[BEGIN Provided information]

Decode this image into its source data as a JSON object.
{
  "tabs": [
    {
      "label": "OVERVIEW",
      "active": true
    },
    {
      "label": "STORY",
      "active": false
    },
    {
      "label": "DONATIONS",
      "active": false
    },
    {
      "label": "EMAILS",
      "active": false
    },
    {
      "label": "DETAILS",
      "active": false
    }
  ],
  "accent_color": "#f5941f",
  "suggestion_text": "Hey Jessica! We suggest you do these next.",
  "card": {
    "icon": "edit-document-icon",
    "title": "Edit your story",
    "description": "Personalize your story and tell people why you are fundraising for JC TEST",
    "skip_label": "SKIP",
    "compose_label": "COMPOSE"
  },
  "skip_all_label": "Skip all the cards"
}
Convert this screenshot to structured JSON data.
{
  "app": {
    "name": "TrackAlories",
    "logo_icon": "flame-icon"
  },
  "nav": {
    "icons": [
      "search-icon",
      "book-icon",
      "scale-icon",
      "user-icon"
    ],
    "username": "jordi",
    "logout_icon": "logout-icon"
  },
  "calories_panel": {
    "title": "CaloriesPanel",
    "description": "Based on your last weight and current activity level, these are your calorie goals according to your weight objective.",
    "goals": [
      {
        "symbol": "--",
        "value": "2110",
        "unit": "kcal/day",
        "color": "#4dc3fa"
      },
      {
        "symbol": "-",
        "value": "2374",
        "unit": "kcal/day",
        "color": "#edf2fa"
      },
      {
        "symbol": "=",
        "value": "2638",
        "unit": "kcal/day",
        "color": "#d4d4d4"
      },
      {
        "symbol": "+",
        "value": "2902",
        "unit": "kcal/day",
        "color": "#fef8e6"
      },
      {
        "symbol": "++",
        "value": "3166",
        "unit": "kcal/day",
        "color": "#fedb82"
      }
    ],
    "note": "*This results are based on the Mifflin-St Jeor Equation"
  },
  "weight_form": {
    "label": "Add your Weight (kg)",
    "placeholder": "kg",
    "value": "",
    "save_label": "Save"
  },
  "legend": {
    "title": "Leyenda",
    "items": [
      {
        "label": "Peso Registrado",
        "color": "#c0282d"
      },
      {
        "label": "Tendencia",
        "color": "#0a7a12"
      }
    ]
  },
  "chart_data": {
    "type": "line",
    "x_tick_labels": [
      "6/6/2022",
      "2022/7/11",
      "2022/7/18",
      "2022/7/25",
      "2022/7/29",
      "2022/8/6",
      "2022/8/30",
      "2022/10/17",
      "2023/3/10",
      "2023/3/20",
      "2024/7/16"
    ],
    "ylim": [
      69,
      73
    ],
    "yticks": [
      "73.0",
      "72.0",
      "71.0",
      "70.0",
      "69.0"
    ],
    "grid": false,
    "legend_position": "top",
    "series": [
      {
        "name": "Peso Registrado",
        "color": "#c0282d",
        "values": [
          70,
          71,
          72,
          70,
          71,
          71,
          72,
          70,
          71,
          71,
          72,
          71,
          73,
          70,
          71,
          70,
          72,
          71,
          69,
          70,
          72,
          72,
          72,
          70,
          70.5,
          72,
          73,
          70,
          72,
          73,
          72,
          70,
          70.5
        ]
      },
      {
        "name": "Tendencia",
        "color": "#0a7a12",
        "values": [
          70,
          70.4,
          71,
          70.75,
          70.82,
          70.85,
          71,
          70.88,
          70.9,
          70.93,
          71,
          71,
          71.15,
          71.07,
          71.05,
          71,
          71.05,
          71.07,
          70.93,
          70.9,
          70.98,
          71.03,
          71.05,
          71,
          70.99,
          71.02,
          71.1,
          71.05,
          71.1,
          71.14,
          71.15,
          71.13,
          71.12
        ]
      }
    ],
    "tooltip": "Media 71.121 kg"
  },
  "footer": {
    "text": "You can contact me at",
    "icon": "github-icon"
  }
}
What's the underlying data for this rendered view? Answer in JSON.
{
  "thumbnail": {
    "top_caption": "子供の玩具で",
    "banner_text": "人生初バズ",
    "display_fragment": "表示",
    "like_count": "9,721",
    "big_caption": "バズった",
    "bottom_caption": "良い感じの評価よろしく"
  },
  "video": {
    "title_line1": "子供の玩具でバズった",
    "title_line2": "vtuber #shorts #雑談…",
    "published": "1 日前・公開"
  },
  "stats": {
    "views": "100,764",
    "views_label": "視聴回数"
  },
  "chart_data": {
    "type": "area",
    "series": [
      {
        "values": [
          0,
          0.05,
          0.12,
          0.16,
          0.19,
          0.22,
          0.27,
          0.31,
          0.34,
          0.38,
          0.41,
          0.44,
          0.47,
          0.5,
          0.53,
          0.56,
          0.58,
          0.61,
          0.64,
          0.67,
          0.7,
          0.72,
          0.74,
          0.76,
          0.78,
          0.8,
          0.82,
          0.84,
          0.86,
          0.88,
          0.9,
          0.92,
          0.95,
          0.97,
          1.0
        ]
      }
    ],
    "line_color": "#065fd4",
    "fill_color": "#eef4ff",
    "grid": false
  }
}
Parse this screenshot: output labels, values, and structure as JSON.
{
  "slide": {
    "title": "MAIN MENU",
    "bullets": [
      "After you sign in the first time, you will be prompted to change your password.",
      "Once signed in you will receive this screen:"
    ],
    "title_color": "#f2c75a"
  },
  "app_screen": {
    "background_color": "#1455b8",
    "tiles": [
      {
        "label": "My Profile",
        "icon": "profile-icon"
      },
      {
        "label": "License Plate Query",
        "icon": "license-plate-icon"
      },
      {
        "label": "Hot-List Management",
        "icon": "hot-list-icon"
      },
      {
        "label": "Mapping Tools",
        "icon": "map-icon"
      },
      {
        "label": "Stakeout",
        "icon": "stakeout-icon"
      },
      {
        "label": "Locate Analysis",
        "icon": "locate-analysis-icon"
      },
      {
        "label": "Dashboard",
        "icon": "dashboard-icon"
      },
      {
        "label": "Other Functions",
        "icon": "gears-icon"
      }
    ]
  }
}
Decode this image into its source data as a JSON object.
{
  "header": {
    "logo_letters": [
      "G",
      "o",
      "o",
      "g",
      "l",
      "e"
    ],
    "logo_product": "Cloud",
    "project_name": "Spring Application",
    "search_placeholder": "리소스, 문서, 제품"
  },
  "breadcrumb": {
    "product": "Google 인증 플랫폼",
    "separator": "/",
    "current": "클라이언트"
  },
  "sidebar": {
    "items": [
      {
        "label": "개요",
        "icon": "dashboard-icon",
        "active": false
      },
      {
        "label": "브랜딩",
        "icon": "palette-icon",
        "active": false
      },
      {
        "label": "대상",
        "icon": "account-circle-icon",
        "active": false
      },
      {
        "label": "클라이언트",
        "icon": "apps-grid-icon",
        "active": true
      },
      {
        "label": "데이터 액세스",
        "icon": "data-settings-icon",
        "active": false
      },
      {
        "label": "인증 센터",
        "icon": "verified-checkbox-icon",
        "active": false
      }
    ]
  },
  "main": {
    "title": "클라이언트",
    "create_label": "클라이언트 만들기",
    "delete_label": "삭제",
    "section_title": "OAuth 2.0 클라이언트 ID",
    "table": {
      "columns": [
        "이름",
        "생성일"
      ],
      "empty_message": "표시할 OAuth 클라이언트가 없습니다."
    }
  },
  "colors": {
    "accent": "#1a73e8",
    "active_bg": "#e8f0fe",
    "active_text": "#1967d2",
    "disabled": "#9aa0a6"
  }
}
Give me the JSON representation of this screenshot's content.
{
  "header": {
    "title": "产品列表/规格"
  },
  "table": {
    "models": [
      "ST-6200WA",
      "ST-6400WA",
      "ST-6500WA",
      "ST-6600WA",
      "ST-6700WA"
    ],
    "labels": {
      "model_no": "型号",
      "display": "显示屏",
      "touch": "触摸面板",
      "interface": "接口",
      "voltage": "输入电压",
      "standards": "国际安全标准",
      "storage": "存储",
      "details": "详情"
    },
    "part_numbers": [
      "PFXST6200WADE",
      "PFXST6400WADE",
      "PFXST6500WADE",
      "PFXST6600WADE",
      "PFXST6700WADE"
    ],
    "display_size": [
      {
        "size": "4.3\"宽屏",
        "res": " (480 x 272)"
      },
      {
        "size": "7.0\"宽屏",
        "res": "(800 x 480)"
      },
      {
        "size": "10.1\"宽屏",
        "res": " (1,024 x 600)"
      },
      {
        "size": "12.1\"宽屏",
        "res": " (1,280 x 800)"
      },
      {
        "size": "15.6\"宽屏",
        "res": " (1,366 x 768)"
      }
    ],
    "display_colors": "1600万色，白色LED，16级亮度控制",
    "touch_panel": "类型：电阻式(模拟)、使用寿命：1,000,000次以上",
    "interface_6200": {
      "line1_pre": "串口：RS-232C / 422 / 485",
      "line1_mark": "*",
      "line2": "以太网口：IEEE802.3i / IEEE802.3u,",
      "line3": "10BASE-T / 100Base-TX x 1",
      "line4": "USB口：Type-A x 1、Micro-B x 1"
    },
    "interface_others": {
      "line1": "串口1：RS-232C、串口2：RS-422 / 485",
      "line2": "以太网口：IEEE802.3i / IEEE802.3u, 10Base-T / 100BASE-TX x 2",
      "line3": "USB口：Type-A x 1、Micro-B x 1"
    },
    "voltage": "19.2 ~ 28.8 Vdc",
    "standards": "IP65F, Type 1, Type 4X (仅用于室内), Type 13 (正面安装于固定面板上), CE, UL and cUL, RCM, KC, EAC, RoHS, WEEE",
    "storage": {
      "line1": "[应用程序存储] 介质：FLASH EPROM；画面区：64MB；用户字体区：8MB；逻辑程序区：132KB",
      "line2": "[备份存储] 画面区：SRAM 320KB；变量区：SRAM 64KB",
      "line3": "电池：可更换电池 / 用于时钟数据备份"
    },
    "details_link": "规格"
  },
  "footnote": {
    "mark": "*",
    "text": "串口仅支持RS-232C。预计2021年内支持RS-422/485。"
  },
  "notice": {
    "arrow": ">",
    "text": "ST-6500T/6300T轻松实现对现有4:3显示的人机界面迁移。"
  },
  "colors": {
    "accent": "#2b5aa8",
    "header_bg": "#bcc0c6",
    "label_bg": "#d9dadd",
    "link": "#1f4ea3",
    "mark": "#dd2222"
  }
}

[END Provided information]

Provide solely the number of lines in the data that include the word "will".

* [Task solution] 2